> Written task
Show only lines that include "Рюта".

***** Data provided

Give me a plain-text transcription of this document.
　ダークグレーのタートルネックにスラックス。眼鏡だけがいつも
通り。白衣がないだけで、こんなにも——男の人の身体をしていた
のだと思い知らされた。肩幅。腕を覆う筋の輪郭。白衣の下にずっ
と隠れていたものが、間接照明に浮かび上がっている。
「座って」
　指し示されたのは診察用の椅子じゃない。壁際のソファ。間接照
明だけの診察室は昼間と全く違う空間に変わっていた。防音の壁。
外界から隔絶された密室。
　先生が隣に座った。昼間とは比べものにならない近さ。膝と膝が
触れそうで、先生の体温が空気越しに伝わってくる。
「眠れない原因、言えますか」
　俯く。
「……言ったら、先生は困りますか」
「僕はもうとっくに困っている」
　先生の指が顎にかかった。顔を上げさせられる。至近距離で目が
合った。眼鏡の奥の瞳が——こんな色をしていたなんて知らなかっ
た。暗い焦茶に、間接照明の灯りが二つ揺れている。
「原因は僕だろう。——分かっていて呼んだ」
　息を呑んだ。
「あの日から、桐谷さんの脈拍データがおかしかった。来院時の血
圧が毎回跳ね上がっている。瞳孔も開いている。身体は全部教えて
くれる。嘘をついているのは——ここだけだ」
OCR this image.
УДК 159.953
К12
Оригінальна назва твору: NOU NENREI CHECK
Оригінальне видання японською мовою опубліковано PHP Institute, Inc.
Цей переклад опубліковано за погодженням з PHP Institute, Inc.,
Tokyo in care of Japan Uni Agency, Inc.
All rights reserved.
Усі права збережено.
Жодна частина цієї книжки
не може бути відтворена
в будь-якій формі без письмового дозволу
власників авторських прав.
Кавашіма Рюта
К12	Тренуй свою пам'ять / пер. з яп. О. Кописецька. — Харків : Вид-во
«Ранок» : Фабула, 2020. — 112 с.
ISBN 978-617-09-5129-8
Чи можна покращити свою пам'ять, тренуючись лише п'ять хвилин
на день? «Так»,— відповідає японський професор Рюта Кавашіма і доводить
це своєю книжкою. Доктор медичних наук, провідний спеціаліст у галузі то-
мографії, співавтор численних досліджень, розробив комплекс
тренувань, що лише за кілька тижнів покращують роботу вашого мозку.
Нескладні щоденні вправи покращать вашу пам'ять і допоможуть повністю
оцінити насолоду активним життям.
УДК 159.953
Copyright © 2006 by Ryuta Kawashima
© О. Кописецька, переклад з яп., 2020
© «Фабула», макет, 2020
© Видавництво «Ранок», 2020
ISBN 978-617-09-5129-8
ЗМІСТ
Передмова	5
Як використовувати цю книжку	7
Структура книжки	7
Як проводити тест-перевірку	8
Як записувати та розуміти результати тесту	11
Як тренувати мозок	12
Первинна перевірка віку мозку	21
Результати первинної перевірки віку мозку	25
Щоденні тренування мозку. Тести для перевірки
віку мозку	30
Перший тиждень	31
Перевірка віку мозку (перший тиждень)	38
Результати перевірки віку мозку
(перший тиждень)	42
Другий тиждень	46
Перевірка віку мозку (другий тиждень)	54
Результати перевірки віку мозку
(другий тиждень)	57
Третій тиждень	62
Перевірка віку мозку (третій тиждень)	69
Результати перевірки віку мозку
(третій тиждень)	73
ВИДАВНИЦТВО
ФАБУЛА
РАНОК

**********

> Correct response
Кавашіма Рюта
на день? «Так»,— відповідає японський професор Рюта Кавашіма і доводить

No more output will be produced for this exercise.